--- START RAW DATA ---
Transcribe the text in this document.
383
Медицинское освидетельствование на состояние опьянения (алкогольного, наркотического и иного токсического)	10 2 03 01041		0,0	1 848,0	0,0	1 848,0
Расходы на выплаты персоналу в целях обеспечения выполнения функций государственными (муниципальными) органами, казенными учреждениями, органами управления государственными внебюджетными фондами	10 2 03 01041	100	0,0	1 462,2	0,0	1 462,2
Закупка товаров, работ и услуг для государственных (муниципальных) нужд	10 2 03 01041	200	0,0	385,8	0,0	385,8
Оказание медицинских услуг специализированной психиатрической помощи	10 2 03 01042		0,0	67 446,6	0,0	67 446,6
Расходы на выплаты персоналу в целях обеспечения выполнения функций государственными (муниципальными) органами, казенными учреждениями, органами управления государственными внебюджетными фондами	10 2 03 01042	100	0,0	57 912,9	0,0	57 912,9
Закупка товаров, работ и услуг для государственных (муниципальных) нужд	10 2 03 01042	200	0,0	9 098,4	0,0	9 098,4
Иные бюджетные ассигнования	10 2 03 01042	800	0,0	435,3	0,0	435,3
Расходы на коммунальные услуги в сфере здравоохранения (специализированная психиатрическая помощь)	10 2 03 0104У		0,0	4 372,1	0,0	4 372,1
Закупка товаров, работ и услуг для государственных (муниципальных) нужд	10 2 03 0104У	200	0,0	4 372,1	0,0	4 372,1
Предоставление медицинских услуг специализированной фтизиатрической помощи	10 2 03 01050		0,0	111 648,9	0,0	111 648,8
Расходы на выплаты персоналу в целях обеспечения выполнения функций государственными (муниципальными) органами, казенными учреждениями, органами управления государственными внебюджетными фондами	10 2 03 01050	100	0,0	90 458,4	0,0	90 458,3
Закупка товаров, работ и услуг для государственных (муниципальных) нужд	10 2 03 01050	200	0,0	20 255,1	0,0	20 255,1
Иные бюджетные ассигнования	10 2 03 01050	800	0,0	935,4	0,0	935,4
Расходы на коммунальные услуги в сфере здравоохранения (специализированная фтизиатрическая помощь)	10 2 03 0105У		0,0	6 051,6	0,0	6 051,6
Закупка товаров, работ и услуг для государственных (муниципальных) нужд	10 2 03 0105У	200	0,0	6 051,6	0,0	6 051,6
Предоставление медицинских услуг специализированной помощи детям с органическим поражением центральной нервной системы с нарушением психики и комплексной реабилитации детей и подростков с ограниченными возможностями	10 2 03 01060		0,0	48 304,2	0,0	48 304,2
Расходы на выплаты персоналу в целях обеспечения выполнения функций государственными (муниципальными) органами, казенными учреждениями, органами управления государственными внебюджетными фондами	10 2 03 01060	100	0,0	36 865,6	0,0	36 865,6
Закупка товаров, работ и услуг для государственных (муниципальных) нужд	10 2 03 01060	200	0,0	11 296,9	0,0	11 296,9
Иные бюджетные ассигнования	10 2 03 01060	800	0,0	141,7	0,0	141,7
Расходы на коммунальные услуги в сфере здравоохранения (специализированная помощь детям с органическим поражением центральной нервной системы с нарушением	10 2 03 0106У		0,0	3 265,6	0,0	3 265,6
--- END RAW DATA ---
--- START RAW DATA ---
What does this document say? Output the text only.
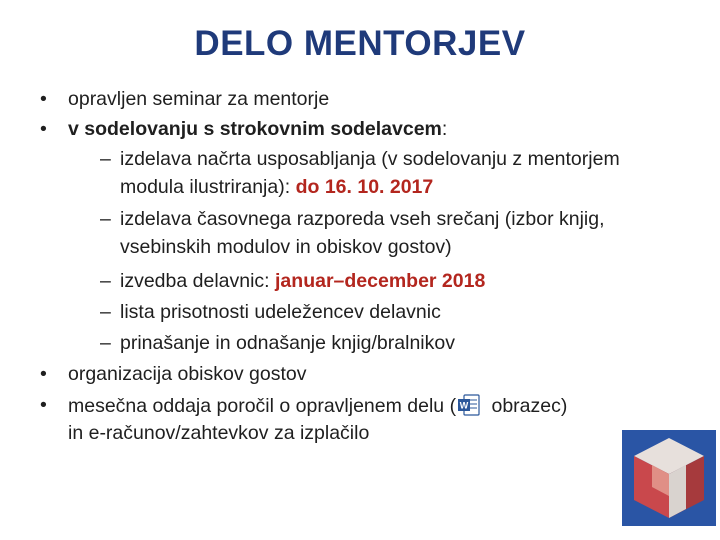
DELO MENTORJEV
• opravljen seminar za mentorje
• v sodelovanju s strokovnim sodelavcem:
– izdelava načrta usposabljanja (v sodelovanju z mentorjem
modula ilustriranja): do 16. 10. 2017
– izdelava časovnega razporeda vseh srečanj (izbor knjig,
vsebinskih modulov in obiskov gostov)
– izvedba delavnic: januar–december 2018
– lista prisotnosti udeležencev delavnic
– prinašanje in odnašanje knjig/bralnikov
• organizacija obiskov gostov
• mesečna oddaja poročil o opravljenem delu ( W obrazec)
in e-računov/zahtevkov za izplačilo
--- END RAW DATA ---
▶ _REQUIRED TASK_: Identify every line above that includes the word "izdelava", and show those lines.

▶ _FULL OUTPUT_:
– izdelava načrta usposabljanja (v sodelovanju z mentorjem
– izdelava časovnega razporeda vseh srečanj (izbor knjig,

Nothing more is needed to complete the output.